§ Task directions
Return the records word for word. Any pictures in them are not part of the copy.

▽

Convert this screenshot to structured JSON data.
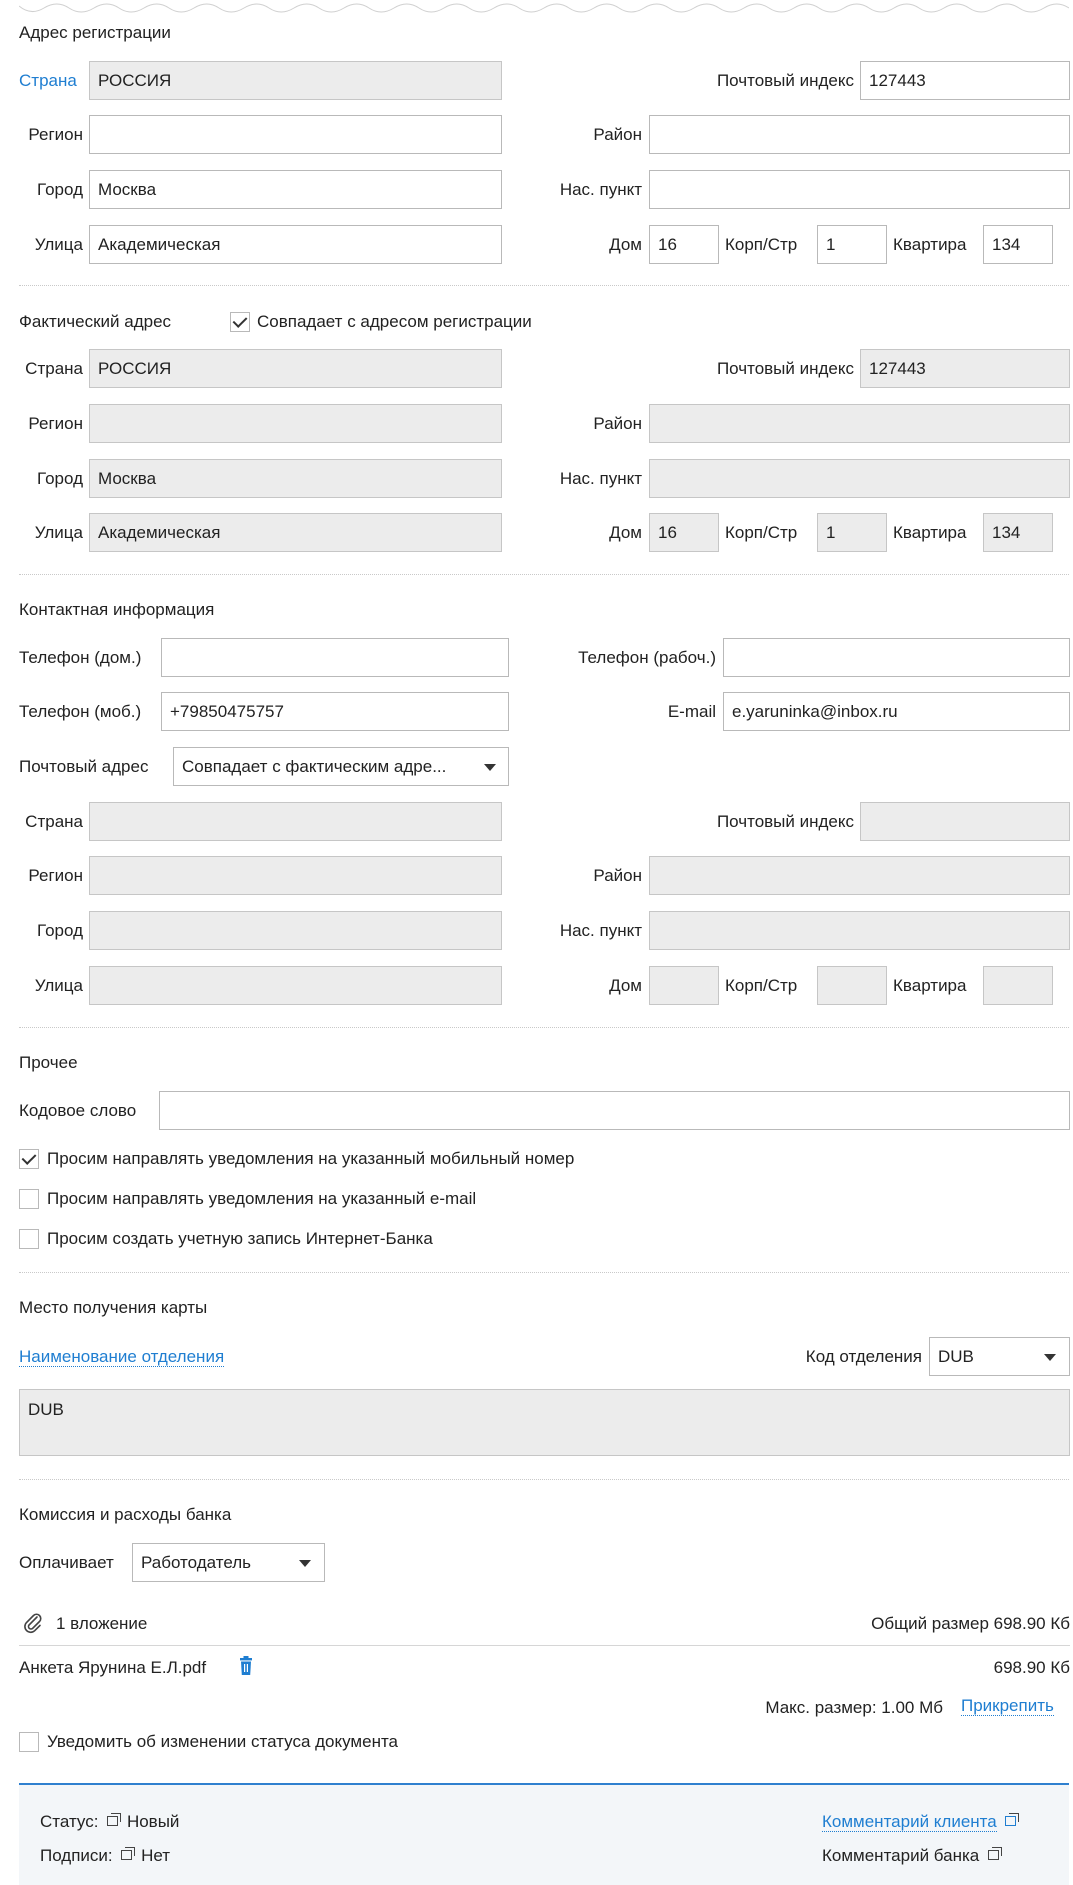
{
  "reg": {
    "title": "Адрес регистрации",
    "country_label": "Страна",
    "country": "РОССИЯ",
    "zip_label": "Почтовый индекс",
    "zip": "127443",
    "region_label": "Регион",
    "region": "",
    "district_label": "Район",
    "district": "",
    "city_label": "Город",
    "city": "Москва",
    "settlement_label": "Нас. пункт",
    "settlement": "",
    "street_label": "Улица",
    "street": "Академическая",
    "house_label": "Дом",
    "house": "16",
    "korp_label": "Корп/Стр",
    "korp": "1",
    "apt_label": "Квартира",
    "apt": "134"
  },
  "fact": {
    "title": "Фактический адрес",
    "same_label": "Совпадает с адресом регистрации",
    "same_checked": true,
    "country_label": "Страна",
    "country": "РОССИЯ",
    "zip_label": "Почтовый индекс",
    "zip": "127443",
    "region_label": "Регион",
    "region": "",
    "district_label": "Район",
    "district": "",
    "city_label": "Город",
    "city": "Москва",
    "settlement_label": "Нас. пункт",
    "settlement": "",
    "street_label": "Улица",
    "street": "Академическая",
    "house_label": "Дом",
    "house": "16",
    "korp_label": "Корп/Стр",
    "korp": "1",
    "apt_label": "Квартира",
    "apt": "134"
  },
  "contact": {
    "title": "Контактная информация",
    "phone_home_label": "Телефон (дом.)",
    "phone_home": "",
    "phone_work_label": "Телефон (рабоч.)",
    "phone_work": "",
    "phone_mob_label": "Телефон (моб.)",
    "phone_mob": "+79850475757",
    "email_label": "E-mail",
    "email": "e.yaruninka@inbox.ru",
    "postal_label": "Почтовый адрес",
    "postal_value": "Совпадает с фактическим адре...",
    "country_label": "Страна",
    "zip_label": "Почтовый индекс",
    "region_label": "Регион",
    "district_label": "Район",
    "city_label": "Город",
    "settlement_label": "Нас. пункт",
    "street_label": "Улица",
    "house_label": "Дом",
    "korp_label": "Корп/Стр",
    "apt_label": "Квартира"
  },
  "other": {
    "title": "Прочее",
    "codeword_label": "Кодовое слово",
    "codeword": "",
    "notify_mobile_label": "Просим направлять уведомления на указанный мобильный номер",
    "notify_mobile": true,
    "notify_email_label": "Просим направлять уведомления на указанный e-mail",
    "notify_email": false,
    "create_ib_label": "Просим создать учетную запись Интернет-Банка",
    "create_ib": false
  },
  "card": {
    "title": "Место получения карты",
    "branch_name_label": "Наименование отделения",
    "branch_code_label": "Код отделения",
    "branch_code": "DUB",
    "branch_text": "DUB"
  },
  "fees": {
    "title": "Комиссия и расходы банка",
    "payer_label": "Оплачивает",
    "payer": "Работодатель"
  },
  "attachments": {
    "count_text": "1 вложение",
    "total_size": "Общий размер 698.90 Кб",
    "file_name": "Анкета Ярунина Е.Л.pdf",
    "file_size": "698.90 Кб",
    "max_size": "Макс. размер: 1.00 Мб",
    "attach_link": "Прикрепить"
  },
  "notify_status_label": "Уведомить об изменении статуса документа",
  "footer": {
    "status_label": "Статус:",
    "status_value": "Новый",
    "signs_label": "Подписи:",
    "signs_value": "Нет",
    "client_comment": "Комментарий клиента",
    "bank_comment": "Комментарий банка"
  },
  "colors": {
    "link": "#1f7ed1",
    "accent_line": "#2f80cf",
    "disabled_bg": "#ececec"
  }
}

△

§ Written response
Convert this screenshot to structured JSON data.
{
  "reg": {
    "title": "Адрес регистрации",
    "country_label": "Страна",
    "country": "РОССИЯ",
    "zip_label": "Почтовый индекс",
    "zip": "127443",
    "region_label": "Регион",
    "region": "",
    "district_label": "Район",
    "district": "",
    "city_label": "Город",
    "city": "Москва",
    "settlement_label": "Нас. пункт",
    "settlement": "",
    "street_label": "Улица",
    "street": "Академическая",
    "house_label": "Дом",
    "house": "16",
    "korp_label": "Корп/Стр",
    "korp": "1",
    "apt_label": "Квартира",
    "apt": "134"
  },
  "fact": {
    "title": "Фактический адрес",
    "same_label": "Совпадает с адресом регистрации",
    "same_checked": true,
    "country_label": "Страна",
    "country": "РОССИЯ",
    "zip_label": "Почтовый индекс",
    "zip": "127443",
    "region_label": "Регион",
    "region": "",
    "district_label": "Район",
    "district": "",
    "city_label": "Город",
    "city": "Москва",
    "settlement_label": "Нас. пункт",
    "settlement": "",
    "street_label": "Улица",
    "street": "Академическая",
    "house_label": "Дом",
    "house": "16",
    "korp_label": "Корп/Стр",
    "korp": "1",
    "apt_label": "Квартира",
    "apt": "134"
  },
  "contact": {
    "title": "Контактная информация",
    "phone_home_label": "Телефон (дом.)",
    "phone_home": "",
    "phone_work_label": "Телефон (рабоч.)",
    "phone_work": "",
    "phone_mob_label": "Телефон (моб.)",
    "phone_mob": "+79850475757",
    "email_label": "E-mail",
    "email": "e.yaruninka@inbox.ru",
    "postal_label": "Почтовый адрес",
    "postal_value": "Совпадает с фактическим адре...",
    "country_label": "Страна",
    "zip_label": "Почтовый индекс",
    "region_label": "Регион",
    "district_label": "Район",
    "city_label": "Город",
    "settlement_label": "Нас. пункт",
    "street_label": "Улица",
    "house_label": "Дом",
    "korp_label": "Корп/Стр",
    "apt_label": "Квартира"
  },
  "other": {
    "title": "Прочее",
    "codeword_label": "Кодовое слово",
    "codeword": "",
    "notify_mobile_label": "Просим направлять уведомления на указанный мобильный номер",
    "notify_mobile": true,
    "notify_email_label": "Просим направлять уведомления на указанный e-mail",
    "notify_email": false,
    "create_ib_label": "Просим создать учетную запись Интернет-Банка",
    "create_ib": false
  },
  "card": {
    "title": "Место получения карты",
    "branch_name_label": "Наименование отделения",
    "branch_code_label": "Код отделения",
    "branch_code": "DUB",
    "branch_text": "DUB"
  },
  "fees": {
    "title": "Комиссия и расходы банка",
    "payer_label": "Оплачивает",
    "payer": "Работодатель"
  },
  "attachments": {
    "count_text": "1 вложение",
    "total_size": "Общий размер 698.90 Кб",
    "file_name": "Анкета Ярунина Е.Л.pdf",
    "file_size": "698.90 Кб",
    "max_size": "Макс. размер: 1.00 Мб",
    "attach_link": "Прикрепить"
  },
  "notify_status_label": "Уведомить об изменении статуса документа",
  "footer": {
    "status_label": "Статус:",
    "status_value": "Новый",
    "signs_label": "Подписи:",
    "signs_value": "Нет",
    "client_comment": "Комментарий клиента",
    "bank_comment": "Комментарий банка"
  },
  "colors": {
    "link": "#1f7ed1",
    "accent_line": "#2f80cf",
    "disabled_bg": "#ececec"
  }
}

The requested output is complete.